***** Extracted records *****

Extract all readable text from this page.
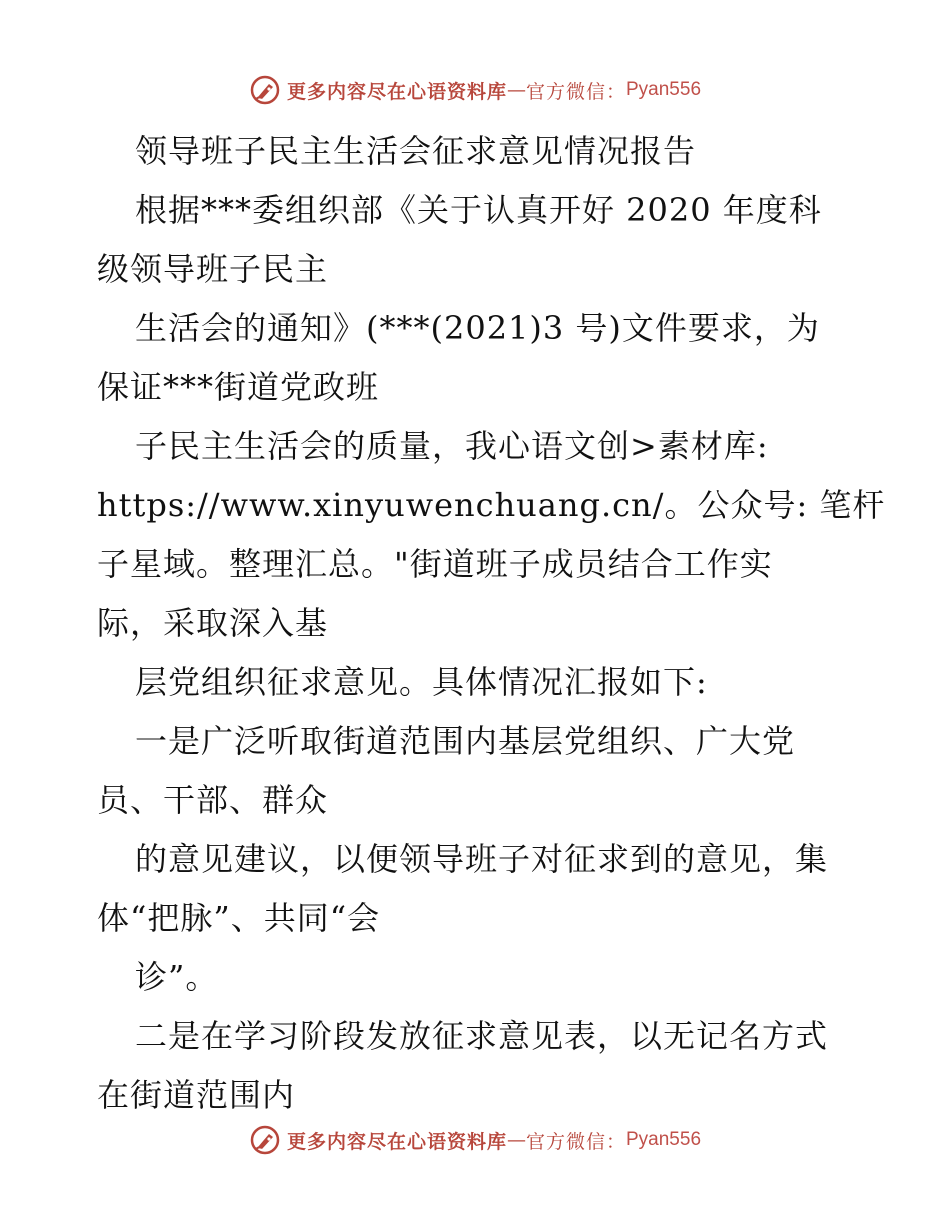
更多内容尽在心语资料库 — 官方微信： Pyan556
领导班子民主生活会征求意见情况报告
根据***委组织部《关于认真开好 2020 年度科
级领导班子民主
生活会的通知》(***(2021)3 号)文件要求，为
保证***街道党政班
子民主生活会的质量，我心语文创>素材库:
https://www.xinyuwenchuang.cn/。公众号: 笔杆
子星域。整理汇总。"街道班子成员结合工作实
际，采取深入基
层党组织征求意见。具体情况汇报如下:
一是广泛听取街道范围内基层党组织、广大党
员、干部、群众
的意见建议，以便领导班子对征求到的意见，集
体“把脉”、共同“会
诊”。
二是在学习阶段发放征求意见表，以无记名方式
在街道范围内
更多内容尽在心语资料库 — 官方微信： Pyan556
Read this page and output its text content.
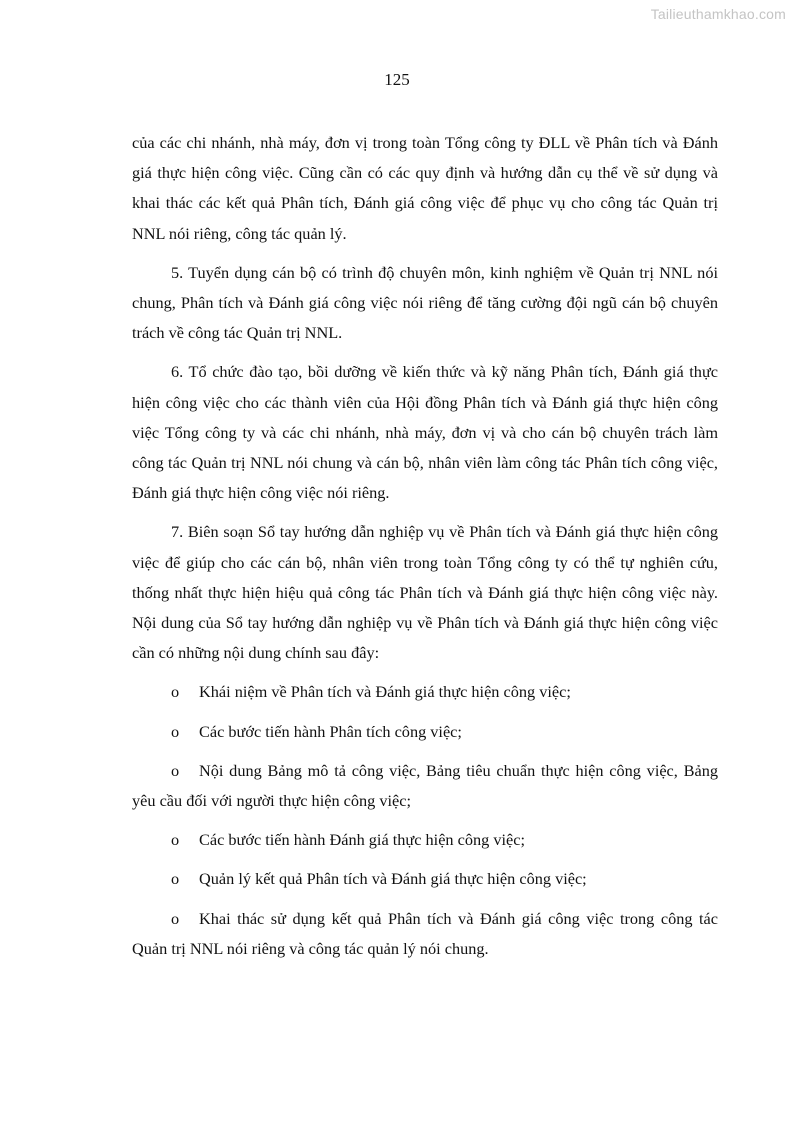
Tailieuthamkhao.com
125

của các chi nhánh, nhà máy, đơn vị trong toàn Tổng công ty ĐLL về Phân tích và Đánh giá thực hiện công việc. Cũng cần có các quy định và hướng dẫn cụ thể về sử dụng và khai thác các kết quả Phân tích, Đánh giá công việc để phục vụ cho công tác Quản trị NNL nói riêng, công tác quản lý.

5. Tuyển dụng cán bộ có trình độ chuyên môn, kinh nghiệm về Quản trị NNL nói chung, Phân tích và Đánh giá công việc nói riêng để tăng cường đội ngũ cán bộ chuyên trách về công tác Quản trị NNL.

6. Tổ chức đào tạo, bồi dưỡng về kiến thức và kỹ năng Phân tích, Đánh giá thực hiện công việc cho các thành viên của Hội đồng Phân tích và Đánh giá thực hiện công việc Tổng công ty và các chi nhánh, nhà máy, đơn vị và cho cán bộ chuyên trách làm công tác Quản trị NNL nói chung và cán bộ, nhân viên làm công tác Phân tích công việc, Đánh giá thực hiện công việc nói riêng.

7. Biên soạn Sổ tay hướng dẫn nghiệp vụ về Phân tích và Đánh giá thực hiện công việc để giúp cho các cán bộ, nhân viên trong toàn Tổng công ty có thể tự nghiên cứu, thống nhất thực hiện hiệu quả công tác Phân tích và Đánh giá thực hiện công việc này. Nội dung của Sổ tay hướng dẫn nghiệp vụ về Phân tích và Đánh giá thực hiện công việc cần có những nội dung chính sau đây:

o Khái niệm về Phân tích và Đánh giá thực hiện công việc;

o Các bước tiến hành Phân tích công việc;

o Nội dung Bảng mô tả công việc, Bảng tiêu chuẩn thực hiện công việc, Bảng yêu cầu đối với người thực hiện công việc;

o Các bước tiến hành Đánh giá thực hiện công việc;

o Quản lý kết quả Phân tích và Đánh giá thực hiện công việc;

o Khai thác sử dụng kết quả Phân tích và Đánh giá công việc trong công tác Quản trị NNL nói riêng và công tác quản lý nói chung.
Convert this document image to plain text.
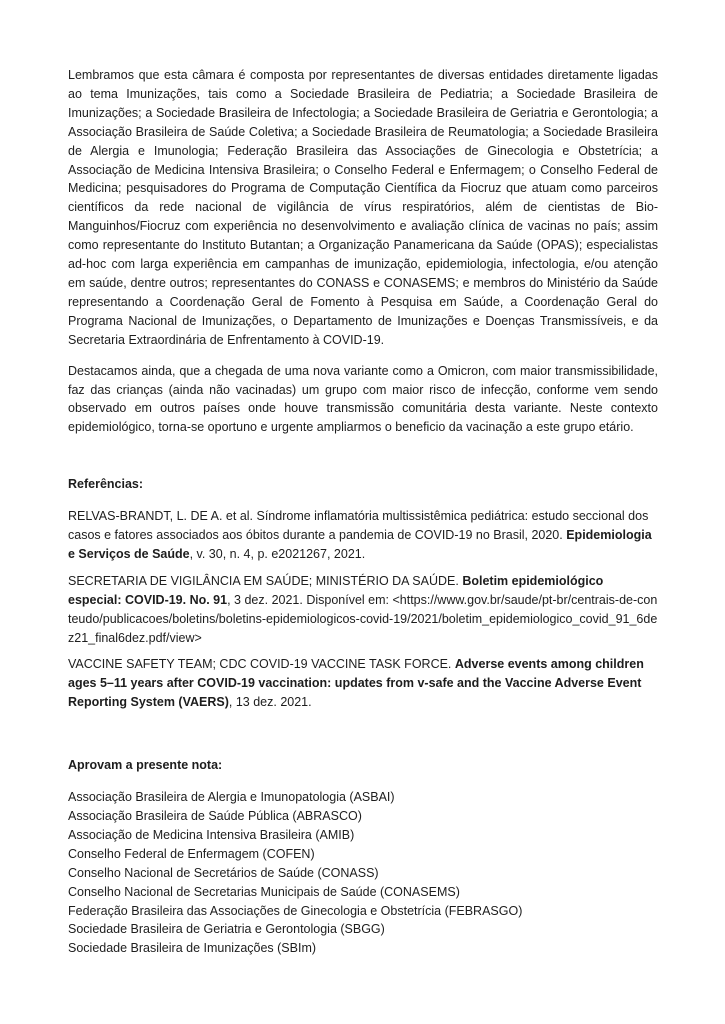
Lembramos que esta câmara é composta por representantes de diversas entidades diretamente ligadas ao tema Imunizações, tais como a Sociedade Brasileira de Pediatria; a Sociedade Brasileira de Imunizações; a Sociedade Brasileira de Infectologia; a Sociedade Brasileira de Geriatria e Gerontologia; a Associação Brasileira de Saúde Coletiva; a Sociedade Brasileira de Reumatologia; a Sociedade Brasileira de Alergia e Imunologia; Federação Brasileira das Associações de Ginecologia e Obstetrícia; a Associação de Medicina Intensiva Brasileira; o Conselho Federal e Enfermagem; o Conselho Federal de Medicina; pesquisadores do Programa de Computação Científica da Fiocruz que atuam como parceiros científicos da rede nacional de vigilância de vírus respiratórios, além de cientistas de Bio-Manguinhos/Fiocruz com experiência no desenvolvimento e avaliação clínica de vacinas no país; assim como representante do Instituto Butantan; a Organização Panamericana da Saúde (OPAS); especialistas ad-hoc com larga experiência em campanhas de imunização, epidemiologia, infectologia, e/ou atenção em saúde, dentre outros; representantes do CONASS e CONASEMS; e membros do Ministério da Saúde representando a Coordenação Geral de Fomento à Pesquisa em Saúde, a Coordenação Geral do Programa Nacional de Imunizações, o Departamento de Imunizações e Doenças Transmissíveis, e da Secretaria Extraordinária de Enfrentamento à COVID-19.

Destacamos ainda, que a chegada de uma nova variante como a Omicron, com maior transmissibilidade, faz das crianças (ainda não vacinadas) um grupo com maior risco de infecção, conforme vem sendo observado em outros países onde houve transmissão comunitária desta variante. Neste contexto epidemiológico, torna-se oportuno e urgente ampliarmos o beneficio da vacinação a este grupo etário.

Referências:

RELVAS-BRANDT, L. DE A. et al. Síndrome inflamatória multissistêmica pediátrica: estudo seccional dos casos e fatores associados aos óbitos durante a pandemia de COVID-19 no Brasil, 2020. Epidemiologia e Serviços de Saúde, v. 30, n. 4, p. e2021267, 2021.

SECRETARIA DE VIGILÂNCIA EM SAÚDE; MINISTÉRIO DA SAÚDE. Boletim epidemiológico especial: COVID-19. No. 91, 3 dez. 2021. Disponível em: <https://www.gov.br/saude/pt-br/centrais-de-conteudo/publicacoes/boletins/boletins-epidemiologicos-covid-19/2021/boletim_epidemiologico_covid_91_6dez21_final6dez.pdf/view>

VACCINE SAFETY TEAM; CDC COVID-19 VACCINE TASK FORCE. Adverse events among children ages 5–11 years after COVID-19 vaccination: updates from v-safe and the Vaccine Adverse Event Reporting System (VAERS), 13 dez. 2021.

Aprovam a presente nota:
Associação Brasileira de Alergia e Imunopatologia (ASBAI)
Associação Brasileira de Saúde Pública (ABRASCO)
Associação de Medicina Intensiva Brasileira (AMIB)
Conselho Federal de Enfermagem (COFEN)
Conselho Nacional de Secretários de Saúde (CONASS)
Conselho Nacional de Secretarias Municipais de Saúde (CONASEMS)
Federação Brasileira das Associações de Ginecologia e Obstetrícia (FEBRASGO)
Sociedade Brasileira de Geriatria e Gerontologia (SBGG)
Sociedade Brasileira de Imunizações (SBIm)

*****

Reproduce every record above exactly, omitting the pictures.

Extract all readable text from this page.
更多内容尽在心语资料库 — 官方微信： Pyan556
领导班子民主生活会征求意见情况报告
根据***委组织部《关于认真开好 2020 年度科
级领导班子民主
生活会的通知》(***(2021)3 号)文件要求，为
保证***街道党政班
子民主生活会的质量，我心语文创>素材库:
https://www.xinyuwenchuang.cn/。公众号: 笔杆
子星域。整理汇总。"街道班子成员结合工作实
际，采取深入基
层党组织征求意见。具体情况汇报如下:
一是广泛听取街道范围内基层党组织、广大党
员、干部、群众
的意见建议，以便领导班子对征求到的意见，集
体“把脉”、共同“会
诊”。
二是在学习阶段发放征求意见表，以无记名方式
在街道范围内
更多内容尽在心语资料库 — 官方微信： Pyan556
Read this page and output its text content.
Tailieuthamkhao.com
125

của các chi nhánh, nhà máy, đơn vị trong toàn Tổng công ty ĐLL về Phân tích và Đánh giá thực hiện công việc. Cũng cần có các quy định và hướng dẫn cụ thể về sử dụng và khai thác các kết quả Phân tích, Đánh giá công việc để phục vụ cho công tác Quản trị NNL nói riêng, công tác quản lý.

5. Tuyển dụng cán bộ có trình độ chuyên môn, kinh nghiệm về Quản trị NNL nói chung, Phân tích và Đánh giá công việc nói riêng để tăng cường đội ngũ cán bộ chuyên trách về công tác Quản trị NNL.

6. Tổ chức đào tạo, bồi dưỡng về kiến thức và kỹ năng Phân tích, Đánh giá thực hiện công việc cho các thành viên của Hội đồng Phân tích và Đánh giá thực hiện công việc Tổng công ty và các chi nhánh, nhà máy, đơn vị và cho cán bộ chuyên trách làm công tác Quản trị NNL nói chung và cán bộ, nhân viên làm công tác Phân tích công việc, Đánh giá thực hiện công việc nói riêng.

7. Biên soạn Sổ tay hướng dẫn nghiệp vụ về Phân tích và Đánh giá thực hiện công việc để giúp cho các cán bộ, nhân viên trong toàn Tổng công ty có thể tự nghiên cứu, thống nhất thực hiện hiệu quả công tác Phân tích và Đánh giá thực hiện công việc này. Nội dung của Sổ tay hướng dẫn nghiệp vụ về Phân tích và Đánh giá thực hiện công việc cần có những nội dung chính sau đây:

o Khái niệm về Phân tích và Đánh giá thực hiện công việc;

o Các bước tiến hành Phân tích công việc;

o Nội dung Bảng mô tả công việc, Bảng tiêu chuẩn thực hiện công việc, Bảng yêu cầu đối với người thực hiện công việc;

o Các bước tiến hành Đánh giá thực hiện công việc;

o Quản lý kết quả Phân tích và Đánh giá thực hiện công việc;

o Khai thác sử dụng kết quả Phân tích và Đánh giá công việc trong công tác Quản trị NNL nói riêng và công tác quản lý nói chung.
Convert this document image to plain text.
Lembramos que esta câmara é composta por representantes de diversas entidades diretamente ligadas ao tema Imunizações, tais como a Sociedade Brasileira de Pediatria; a Sociedade Brasileira de Imunizações; a Sociedade Brasileira de Infectologia; a Sociedade Brasileira de Geriatria e Gerontologia; a Associação Brasileira de Saúde Coletiva; a Sociedade Brasileira de Reumatologia; a Sociedade Brasileira de Alergia e Imunologia; Federação Brasileira das Associações de Ginecologia e Obstetrícia; a Associação de Medicina Intensiva Brasileira; o Conselho Federal e Enfermagem; o Conselho Federal de Medicina; pesquisadores do Programa de Computação Científica da Fiocruz que atuam como parceiros científicos da rede nacional de vigilância de vírus respiratórios, além de cientistas de Bio-Manguinhos/Fiocruz com experiência no desenvolvimento e avaliação clínica de vacinas no país; assim como representante do Instituto Butantan; a Organização Panamericana da Saúde (OPAS); especialistas ad-hoc com larga experiência em campanhas de imunização, epidemiologia, infectologia, e/ou atenção em saúde, dentre outros; representantes do CONASS e CONASEMS; e membros do Ministério da Saúde representando a Coordenação Geral de Fomento à Pesquisa em Saúde, a Coordenação Geral do Programa Nacional de Imunizações, o Departamento de Imunizações e Doenças Transmissíveis, e da Secretaria Extraordinária de Enfrentamento à COVID-19.

Destacamos ainda, que a chegada de uma nova variante como a Omicron, com maior transmissibilidade, faz das crianças (ainda não vacinadas) um grupo com maior risco de infecção, conforme vem sendo observado em outros países onde houve transmissão comunitária desta variante. Neste contexto epidemiológico, torna-se oportuno e urgente ampliarmos o beneficio da vacinação a este grupo etário.

Referências:

RELVAS-BRANDT, L. DE A. et al. Síndrome inflamatória multissistêmica pediátrica: estudo seccional dos casos e fatores associados aos óbitos durante a pandemia de COVID-19 no Brasil, 2020. Epidemiologia e Serviços de Saúde, v. 30, n. 4, p. e2021267, 2021.

SECRETARIA DE VIGILÂNCIA EM SAÚDE; MINISTÉRIO DA SAÚDE. Boletim epidemiológico especial: COVID-19. No. 91, 3 dez. 2021. Disponível em: <https://www.gov.br/saude/pt-br/centrais-de-conteudo/publicacoes/boletins/boletins-epidemiologicos-covid-19/2021/boletim_epidemiologico_covid_91_6dez21_final6dez.pdf/view>

VACCINE SAFETY TEAM; CDC COVID-19 VACCINE TASK FORCE. Adverse events among children ages 5–11 years after COVID-19 vaccination: updates from v-safe and the Vaccine Adverse Event Reporting System (VAERS), 13 dez. 2021.

Aprovam a presente nota:
Associação Brasileira de Alergia e Imunopatologia (ASBAI)
Associação Brasileira de Saúde Pública (ABRASCO)
Associação de Medicina Intensiva Brasileira (AMIB)
Conselho Federal de Enfermagem (COFEN)
Conselho Nacional de Secretários de Saúde (CONASS)
Conselho Nacional de Secretarias Municipais de Saúde (CONASEMS)
Federação Brasileira das Associações de Ginecologia e Obstetrícia (FEBRASGO)
Sociedade Brasileira de Geriatria e Gerontologia (SBGG)
Sociedade Brasileira de Imunizações (SBIm)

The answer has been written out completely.